Entries provided |
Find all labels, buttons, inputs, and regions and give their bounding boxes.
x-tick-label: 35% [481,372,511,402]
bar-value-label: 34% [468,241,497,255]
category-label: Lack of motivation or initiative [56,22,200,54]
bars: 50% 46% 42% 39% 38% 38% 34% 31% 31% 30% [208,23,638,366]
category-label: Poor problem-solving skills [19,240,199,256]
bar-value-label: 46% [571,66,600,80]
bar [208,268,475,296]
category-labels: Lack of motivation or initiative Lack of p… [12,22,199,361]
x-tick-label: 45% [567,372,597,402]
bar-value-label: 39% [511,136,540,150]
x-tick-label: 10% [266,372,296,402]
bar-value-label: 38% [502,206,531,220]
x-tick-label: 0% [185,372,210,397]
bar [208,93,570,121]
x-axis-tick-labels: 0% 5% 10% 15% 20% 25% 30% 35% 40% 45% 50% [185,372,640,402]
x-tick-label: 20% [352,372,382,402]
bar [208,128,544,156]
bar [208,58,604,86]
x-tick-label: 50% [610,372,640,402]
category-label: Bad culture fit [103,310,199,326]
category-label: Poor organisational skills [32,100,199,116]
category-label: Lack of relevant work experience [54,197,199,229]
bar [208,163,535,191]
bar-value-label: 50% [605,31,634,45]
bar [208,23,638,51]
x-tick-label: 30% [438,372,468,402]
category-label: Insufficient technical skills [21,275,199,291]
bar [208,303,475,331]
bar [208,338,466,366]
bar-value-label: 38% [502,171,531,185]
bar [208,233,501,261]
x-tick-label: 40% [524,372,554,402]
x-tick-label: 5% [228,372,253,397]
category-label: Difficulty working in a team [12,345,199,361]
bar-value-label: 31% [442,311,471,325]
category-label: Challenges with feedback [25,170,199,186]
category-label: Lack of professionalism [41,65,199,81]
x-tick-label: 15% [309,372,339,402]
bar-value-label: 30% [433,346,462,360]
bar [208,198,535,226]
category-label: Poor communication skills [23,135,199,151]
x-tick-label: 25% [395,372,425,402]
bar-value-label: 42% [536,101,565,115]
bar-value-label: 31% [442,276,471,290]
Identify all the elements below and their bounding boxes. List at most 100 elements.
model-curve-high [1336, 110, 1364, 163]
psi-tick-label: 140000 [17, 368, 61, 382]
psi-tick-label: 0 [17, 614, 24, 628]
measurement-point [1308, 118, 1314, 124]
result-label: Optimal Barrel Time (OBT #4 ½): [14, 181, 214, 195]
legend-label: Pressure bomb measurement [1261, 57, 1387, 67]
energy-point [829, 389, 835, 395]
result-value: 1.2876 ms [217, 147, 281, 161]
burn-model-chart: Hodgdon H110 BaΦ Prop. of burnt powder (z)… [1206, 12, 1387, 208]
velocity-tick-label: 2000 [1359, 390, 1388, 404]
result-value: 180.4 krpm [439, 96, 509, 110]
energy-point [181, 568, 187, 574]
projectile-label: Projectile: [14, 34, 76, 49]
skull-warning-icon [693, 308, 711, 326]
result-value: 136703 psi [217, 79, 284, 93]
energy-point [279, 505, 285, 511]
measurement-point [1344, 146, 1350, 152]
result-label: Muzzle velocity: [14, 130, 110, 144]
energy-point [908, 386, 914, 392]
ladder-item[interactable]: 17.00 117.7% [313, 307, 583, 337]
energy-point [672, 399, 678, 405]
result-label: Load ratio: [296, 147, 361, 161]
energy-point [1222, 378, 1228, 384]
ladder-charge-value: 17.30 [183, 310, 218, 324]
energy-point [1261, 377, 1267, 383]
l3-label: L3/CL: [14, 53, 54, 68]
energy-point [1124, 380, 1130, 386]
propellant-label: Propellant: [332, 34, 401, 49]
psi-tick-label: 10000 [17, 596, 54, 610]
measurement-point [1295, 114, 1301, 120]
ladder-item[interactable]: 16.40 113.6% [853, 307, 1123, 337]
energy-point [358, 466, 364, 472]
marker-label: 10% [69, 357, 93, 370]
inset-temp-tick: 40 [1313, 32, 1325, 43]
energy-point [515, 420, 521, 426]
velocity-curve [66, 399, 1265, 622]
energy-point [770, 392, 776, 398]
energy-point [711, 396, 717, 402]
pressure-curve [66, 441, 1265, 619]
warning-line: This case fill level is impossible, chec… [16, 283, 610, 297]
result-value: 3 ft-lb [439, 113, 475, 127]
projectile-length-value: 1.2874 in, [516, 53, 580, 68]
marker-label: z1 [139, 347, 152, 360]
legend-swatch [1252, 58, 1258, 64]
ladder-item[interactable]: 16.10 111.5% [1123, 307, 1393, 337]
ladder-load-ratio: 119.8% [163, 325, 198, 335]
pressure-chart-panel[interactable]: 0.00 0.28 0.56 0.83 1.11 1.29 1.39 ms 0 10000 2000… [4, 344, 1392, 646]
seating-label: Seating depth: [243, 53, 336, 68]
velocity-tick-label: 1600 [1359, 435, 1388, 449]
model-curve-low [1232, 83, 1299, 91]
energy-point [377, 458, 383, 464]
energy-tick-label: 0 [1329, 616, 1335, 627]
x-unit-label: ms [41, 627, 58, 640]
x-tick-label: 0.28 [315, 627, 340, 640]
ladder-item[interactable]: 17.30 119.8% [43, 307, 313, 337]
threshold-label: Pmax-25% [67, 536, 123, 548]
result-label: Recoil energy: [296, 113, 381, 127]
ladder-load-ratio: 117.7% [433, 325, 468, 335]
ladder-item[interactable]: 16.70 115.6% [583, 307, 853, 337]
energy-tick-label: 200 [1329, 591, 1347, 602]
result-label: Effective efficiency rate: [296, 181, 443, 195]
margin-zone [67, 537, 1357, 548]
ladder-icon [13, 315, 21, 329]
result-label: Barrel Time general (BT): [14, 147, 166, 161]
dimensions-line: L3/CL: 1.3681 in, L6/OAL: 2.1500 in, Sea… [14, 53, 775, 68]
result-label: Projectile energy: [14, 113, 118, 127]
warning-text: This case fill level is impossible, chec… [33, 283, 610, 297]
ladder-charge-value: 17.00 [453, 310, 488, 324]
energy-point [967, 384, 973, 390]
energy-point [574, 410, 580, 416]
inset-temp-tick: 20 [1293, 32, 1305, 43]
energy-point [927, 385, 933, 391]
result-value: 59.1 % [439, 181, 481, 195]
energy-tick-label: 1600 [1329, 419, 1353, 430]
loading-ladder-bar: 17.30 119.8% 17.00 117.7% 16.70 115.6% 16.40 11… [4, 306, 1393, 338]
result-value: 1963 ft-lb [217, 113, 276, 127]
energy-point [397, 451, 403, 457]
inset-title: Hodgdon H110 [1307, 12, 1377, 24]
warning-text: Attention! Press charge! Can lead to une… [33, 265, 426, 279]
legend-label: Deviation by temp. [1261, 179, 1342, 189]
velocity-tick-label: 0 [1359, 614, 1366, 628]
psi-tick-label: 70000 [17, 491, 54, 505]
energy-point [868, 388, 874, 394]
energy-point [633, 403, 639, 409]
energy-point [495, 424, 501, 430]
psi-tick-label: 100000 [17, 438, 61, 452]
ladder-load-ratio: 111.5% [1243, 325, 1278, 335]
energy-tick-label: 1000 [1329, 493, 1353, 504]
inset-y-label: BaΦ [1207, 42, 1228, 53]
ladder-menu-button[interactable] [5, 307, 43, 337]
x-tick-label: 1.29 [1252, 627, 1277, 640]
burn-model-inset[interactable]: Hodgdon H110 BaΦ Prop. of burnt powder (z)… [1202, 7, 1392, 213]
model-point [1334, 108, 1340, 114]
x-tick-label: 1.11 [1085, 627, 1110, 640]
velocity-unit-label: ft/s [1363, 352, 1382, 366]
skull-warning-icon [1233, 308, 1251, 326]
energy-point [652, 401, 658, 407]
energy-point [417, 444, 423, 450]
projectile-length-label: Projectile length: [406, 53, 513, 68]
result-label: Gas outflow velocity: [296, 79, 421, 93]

Problem statement |
Render the lines of the entries as a Markdown table with the columns Row and Line. Begin at the first line of the entries, stop after the line that contains "bar [208,58,604,86]", and omit any blank lines.

Written reply |
| Row | Line |
|---|---|
| 1 | Find all labels, buttons, inputs, and regions and give their bounding boxes. |
| 2 | x-tick-label: 35% [481,372,511,402] |
| 3 | bar-value-label: 34% [468,241,497,255] |
| 4 | category-label: Lack of motivation or initiative [56,22,200,54] |
| 5 | bars: 50% 46% 42% 39% 38% 38% 34% 31% 31% 30% [208,23,638,366] |
| 6 | category-label: Poor problem-solving skills [19,240,199,256] |
| 7 | bar-value-label: 46% [571,66,600,80] |
| 8 | bar [208,268,475,296] |
| 9 | category-labels: Lack of motivation or initiative Lack of p… [12,22,199,361] |
| 10 | x-tick-label: 45% [567,372,597,402] |
| 11 | bar-value-label: 39% [511,136,540,150] |
| 12 | x-tick-label: 10% [266,372,296,402] |
| 13 | bar-value-label: 38% [502,206,531,220] |
| 14 | x-tick-label: 0% [185,372,210,397] |
| 15 | bar [208,93,570,121] |
| 16 | x-axis-tick-labels: 0% 5% 10% 15% 20% 25% 30% 35% 40% 45% 50% [185,372,640,402] |
| 17 | x-tick-label: 20% [352,372,382,402] |
| 18 | bar [208,128,544,156] |
| 19 | bar [208,58,604,86] |